**TO BE DONE:**
Lines containing the word "关注微信公众号" are to be located and copied.

**RECORDS TO USE:**
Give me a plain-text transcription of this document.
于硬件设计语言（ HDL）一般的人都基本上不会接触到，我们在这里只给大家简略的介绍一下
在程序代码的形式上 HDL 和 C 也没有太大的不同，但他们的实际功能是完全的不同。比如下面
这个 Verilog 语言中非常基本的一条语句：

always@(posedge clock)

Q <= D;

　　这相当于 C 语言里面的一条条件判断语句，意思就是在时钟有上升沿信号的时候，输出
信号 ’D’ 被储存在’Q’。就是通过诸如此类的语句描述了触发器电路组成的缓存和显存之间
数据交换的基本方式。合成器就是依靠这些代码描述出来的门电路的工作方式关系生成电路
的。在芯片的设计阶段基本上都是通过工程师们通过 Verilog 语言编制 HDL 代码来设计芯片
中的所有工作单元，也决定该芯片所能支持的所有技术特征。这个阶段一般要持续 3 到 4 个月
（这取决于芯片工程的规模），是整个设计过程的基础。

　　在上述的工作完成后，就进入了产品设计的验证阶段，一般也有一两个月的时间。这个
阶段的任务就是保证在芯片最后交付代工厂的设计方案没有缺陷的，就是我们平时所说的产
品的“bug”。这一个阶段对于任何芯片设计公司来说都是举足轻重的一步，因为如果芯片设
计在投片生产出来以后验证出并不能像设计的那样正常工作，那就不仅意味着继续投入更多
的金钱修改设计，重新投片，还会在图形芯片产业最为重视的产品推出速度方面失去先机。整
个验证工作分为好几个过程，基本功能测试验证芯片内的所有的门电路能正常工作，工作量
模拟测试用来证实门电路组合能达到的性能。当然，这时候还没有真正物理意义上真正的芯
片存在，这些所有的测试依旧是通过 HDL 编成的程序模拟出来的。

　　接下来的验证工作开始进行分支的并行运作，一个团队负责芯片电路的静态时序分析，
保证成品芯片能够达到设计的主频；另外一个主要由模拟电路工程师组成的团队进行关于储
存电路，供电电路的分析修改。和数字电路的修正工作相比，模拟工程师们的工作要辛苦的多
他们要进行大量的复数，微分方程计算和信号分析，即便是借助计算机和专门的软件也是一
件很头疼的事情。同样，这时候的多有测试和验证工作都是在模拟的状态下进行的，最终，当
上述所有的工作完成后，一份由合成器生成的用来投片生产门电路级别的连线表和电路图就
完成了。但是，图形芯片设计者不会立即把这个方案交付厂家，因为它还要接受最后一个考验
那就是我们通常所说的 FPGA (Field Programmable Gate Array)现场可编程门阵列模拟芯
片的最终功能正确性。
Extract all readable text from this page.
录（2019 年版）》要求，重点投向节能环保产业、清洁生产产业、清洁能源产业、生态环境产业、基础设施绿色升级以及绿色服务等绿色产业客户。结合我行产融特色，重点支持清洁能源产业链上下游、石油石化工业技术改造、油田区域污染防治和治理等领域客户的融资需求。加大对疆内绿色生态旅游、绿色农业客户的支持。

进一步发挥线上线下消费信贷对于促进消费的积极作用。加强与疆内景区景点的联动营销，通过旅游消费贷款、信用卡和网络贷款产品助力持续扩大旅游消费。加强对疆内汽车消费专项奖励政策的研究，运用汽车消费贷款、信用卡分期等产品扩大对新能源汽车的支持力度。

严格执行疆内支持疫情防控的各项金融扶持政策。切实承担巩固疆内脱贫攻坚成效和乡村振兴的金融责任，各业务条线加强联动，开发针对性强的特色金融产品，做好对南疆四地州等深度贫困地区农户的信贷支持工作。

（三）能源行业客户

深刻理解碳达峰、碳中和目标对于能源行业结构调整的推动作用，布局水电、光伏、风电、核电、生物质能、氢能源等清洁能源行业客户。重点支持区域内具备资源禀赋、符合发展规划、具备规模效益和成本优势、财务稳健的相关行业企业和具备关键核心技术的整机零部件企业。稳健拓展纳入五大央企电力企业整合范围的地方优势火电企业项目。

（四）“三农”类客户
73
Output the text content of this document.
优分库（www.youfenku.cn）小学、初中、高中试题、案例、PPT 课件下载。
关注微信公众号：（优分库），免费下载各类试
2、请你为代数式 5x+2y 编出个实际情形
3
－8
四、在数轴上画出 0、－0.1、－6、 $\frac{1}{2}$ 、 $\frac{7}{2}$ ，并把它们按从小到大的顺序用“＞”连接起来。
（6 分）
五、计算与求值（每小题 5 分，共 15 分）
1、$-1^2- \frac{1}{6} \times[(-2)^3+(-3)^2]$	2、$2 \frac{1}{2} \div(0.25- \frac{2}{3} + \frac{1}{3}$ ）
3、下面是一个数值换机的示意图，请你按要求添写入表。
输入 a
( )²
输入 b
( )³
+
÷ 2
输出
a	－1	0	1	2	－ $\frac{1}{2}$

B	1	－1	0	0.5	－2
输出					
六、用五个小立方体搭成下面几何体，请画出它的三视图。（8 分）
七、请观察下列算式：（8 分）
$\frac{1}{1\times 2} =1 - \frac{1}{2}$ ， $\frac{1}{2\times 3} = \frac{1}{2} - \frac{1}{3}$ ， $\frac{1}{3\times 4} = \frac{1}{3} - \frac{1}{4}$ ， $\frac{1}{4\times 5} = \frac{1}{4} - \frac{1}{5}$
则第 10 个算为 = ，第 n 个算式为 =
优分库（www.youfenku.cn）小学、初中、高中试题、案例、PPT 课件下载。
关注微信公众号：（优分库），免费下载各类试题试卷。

**RESULT FOR THIS EXERCISE:**
关注微信公众号：（优分库），免费下载各类试
关注微信公众号：（优分库），免费下载各类试题试卷。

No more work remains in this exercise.